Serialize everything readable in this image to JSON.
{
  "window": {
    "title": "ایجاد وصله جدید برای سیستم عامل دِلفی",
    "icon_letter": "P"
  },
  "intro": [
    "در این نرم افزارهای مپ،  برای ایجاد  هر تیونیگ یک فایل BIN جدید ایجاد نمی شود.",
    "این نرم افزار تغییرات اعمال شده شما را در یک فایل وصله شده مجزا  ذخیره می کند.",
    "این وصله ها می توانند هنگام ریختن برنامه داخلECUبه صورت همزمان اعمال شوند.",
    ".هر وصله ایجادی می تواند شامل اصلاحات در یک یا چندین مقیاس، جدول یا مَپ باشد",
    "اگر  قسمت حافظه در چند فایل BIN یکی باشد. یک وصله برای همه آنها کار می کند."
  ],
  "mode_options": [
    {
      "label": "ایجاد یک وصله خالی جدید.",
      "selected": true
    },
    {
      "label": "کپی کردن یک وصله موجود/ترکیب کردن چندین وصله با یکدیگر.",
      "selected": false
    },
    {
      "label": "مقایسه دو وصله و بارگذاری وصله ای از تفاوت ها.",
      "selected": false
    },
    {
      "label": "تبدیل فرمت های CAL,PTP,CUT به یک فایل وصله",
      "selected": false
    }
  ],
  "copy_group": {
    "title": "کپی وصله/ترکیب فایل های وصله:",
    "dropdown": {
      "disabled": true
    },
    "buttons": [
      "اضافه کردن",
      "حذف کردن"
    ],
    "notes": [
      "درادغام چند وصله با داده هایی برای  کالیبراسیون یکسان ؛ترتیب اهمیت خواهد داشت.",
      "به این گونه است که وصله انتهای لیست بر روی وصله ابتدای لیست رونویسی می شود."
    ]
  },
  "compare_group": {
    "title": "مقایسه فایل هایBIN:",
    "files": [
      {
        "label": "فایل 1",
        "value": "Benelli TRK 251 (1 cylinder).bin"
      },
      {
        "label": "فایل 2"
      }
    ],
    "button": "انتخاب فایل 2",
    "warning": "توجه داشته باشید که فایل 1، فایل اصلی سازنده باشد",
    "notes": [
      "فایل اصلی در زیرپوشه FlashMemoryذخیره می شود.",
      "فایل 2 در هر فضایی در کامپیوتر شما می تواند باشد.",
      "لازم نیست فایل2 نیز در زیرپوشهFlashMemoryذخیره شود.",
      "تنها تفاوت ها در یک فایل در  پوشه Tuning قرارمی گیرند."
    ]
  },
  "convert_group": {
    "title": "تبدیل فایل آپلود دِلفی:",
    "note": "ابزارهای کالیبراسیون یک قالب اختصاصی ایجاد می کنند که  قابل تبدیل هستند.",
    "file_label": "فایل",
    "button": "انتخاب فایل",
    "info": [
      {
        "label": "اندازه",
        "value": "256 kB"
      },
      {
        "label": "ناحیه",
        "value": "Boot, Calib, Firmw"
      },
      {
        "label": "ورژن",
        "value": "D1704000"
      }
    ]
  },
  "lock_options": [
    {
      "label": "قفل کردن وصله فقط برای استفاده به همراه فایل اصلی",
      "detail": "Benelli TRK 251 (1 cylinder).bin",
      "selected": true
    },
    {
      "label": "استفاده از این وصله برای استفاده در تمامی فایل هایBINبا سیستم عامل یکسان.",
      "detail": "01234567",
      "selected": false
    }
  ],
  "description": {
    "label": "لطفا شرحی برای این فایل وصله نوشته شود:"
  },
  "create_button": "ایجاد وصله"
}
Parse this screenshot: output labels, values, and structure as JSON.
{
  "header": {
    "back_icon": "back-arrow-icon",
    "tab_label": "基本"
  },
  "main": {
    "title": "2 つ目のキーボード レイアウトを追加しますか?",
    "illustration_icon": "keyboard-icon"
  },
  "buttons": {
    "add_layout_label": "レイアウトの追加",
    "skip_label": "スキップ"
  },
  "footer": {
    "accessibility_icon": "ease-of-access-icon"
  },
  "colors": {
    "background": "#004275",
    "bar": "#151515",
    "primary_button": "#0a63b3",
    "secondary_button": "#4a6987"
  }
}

____

▸ **Request**
Repeat each record exactly. Omit nothing.

▸ **Written answer**
Serialize everything readable in this image to JSON.
{
  "window": {
    "title": "ایجاد وصله جدید برای سیستم عامل دِلفی",
    "icon_letter": "P"
  },
  "intro": [
    "در این نرم افزارهای مپ،  برای ایجاد  هر تیونیگ یک فایل BIN جدید ایجاد نمی شود.",
    "این نرم افزار تغییرات اعمال شده شما را در یک فایل وصله شده مجزا  ذخیره می کند.",
    "این وصله ها می توانند هنگام ریختن برنامه داخلECUبه صورت همزمان اعمال شوند.",
    ".هر وصله ایجادی می تواند شامل اصلاحات در یک یا چندین مقیاس، جدول یا مَپ باشد",
    "اگر  قسمت حافظه در چند فایل BIN یکی باشد. یک وصله برای همه آنها کار می کند."
  ],
  "mode_options": [
    {
      "label": "ایجاد یک وصله خالی جدید.",
      "selected": true
    },
    {
      "label": "کپی کردن یک وصله موجود/ترکیب کردن چندین وصله با یکدیگر.",
      "selected": false
    },
    {
      "label": "مقایسه دو وصله و بارگذاری وصله ای از تفاوت ها.",
      "selected": false
    },
    {
      "label": "تبدیل فرمت های CAL,PTP,CUT به یک فایل وصله",
      "selected": false
    }
  ],
  "copy_group": {
    "title": "کپی وصله/ترکیب فایل های وصله:",
    "dropdown": {
      "disabled": true
    },
    "buttons": [
      "اضافه کردن",
      "حذف کردن"
    ],
    "notes": [
      "درادغام چند وصله با داده هایی برای  کالیبراسیون یکسان ؛ترتیب اهمیت خواهد داشت.",
      "به این گونه است که وصله انتهای لیست بر روی وصله ابتدای لیست رونویسی می شود."
    ]
  },
  "compare_group": {
    "title": "مقایسه فایل هایBIN:",
    "files": [
      {
        "label": "فایل 1",
        "value": "Benelli TRK 251 (1 cylinder).bin"
      },
      {
        "label": "فایل 2"
      }
    ],
    "button": "انتخاب فایل 2",
    "warning": "توجه داشته باشید که فایل 1، فایل اصلی سازنده باشد",
    "notes": [
      "فایل اصلی در زیرپوشه FlashMemoryذخیره می شود.",
      "فایل 2 در هر فضایی در کامپیوتر شما می تواند باشد.",
      "لازم نیست فایل2 نیز در زیرپوشهFlashMemoryذخیره شود.",
      "تنها تفاوت ها در یک فایل در  پوشه Tuning قرارمی گیرند."
    ]
  },
  "convert_group": {
    "title": "تبدیل فایل آپلود دِلفی:",
    "note": "ابزارهای کالیبراسیون یک قالب اختصاصی ایجاد می کنند که  قابل تبدیل هستند.",
    "file_label": "فایل",
    "button": "انتخاب فایل",
    "info": [
      {
        "label": "اندازه",
        "value": "256 kB"
      },
      {
        "label": "ناحیه",
        "value": "Boot, Calib, Firmw"
      },
      {
        "label": "ورژن",
        "value": "D1704000"
      }
    ]
  },
  "lock_options": [
    {
      "label": "قفل کردن وصله فقط برای استفاده به همراه فایل اصلی",
      "detail": "Benelli TRK 251 (1 cylinder).bin",
      "selected": true
    },
    {
      "label": "استفاده از این وصله برای استفاده در تمامی فایل هایBINبا سیستم عامل یکسان.",
      "detail": "01234567",
      "selected": false
    }
  ],
  "description": {
    "label": "لطفا شرحی برای این فایل وصله نوشته شود:"
  },
  "create_button": "ایجاد وصله"
}
Parse this screenshot: output labels, values, and structure as JSON.
{
  "header": {
    "back_icon": "back-arrow-icon",
    "tab_label": "基本"
  },
  "main": {
    "title": "2 つ目のキーボード レイアウトを追加しますか?",
    "illustration_icon": "keyboard-icon"
  },
  "buttons": {
    "add_layout_label": "レイアウトの追加",
    "skip_label": "スキップ"
  },
  "footer": {
    "accessibility_icon": "ease-of-access-icon"
  },
  "colors": {
    "background": "#004275",
    "bar": "#151515",
    "primary_button": "#0a63b3",
    "secondary_button": "#4a6987"
  }
}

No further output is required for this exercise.